- TASK DESCRIPTION -
Pick out and copy every line of the records that contains the string "header". Case counts.

- DATA FOR THE TASK -
[START]

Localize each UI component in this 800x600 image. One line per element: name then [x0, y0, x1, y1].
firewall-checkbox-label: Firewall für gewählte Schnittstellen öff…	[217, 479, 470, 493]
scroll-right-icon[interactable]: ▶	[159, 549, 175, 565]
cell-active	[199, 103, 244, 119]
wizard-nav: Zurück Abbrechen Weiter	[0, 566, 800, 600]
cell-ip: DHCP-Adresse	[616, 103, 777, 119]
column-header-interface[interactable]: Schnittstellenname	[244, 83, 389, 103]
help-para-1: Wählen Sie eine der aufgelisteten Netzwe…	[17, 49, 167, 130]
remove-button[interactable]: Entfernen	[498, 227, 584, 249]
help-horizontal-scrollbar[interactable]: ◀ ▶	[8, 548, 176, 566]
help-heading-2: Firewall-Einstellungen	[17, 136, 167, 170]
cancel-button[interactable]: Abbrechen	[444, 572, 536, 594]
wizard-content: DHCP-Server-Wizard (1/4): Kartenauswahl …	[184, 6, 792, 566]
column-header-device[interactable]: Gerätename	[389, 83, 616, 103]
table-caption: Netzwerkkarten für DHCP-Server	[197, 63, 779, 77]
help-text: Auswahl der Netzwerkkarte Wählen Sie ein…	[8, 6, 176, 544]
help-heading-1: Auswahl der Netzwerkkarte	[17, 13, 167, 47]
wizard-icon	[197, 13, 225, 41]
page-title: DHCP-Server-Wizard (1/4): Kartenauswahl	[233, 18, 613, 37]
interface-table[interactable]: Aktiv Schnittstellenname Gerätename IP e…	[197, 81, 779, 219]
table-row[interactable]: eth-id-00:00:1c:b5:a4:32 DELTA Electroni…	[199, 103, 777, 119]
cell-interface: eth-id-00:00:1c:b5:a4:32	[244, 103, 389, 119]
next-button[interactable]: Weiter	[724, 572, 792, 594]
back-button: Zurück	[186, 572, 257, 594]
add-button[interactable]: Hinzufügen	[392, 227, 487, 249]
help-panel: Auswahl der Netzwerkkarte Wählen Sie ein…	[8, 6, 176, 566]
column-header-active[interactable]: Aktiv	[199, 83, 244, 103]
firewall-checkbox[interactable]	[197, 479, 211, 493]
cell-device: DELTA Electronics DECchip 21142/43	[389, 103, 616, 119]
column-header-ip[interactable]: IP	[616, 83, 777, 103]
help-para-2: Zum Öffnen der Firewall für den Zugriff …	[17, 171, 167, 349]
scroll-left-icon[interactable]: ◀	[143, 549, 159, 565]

[END]

- ANSWER TO THE EXERCISE -
column-header-interface[interactable]: Schnittstellenname	[244, 83, 389, 103]
column-header-device[interactable]: Gerätename	[389, 83, 616, 103]
column-header-active[interactable]: Aktiv	[199, 83, 244, 103]
column-header-ip[interactable]: IP	[616, 83, 777, 103]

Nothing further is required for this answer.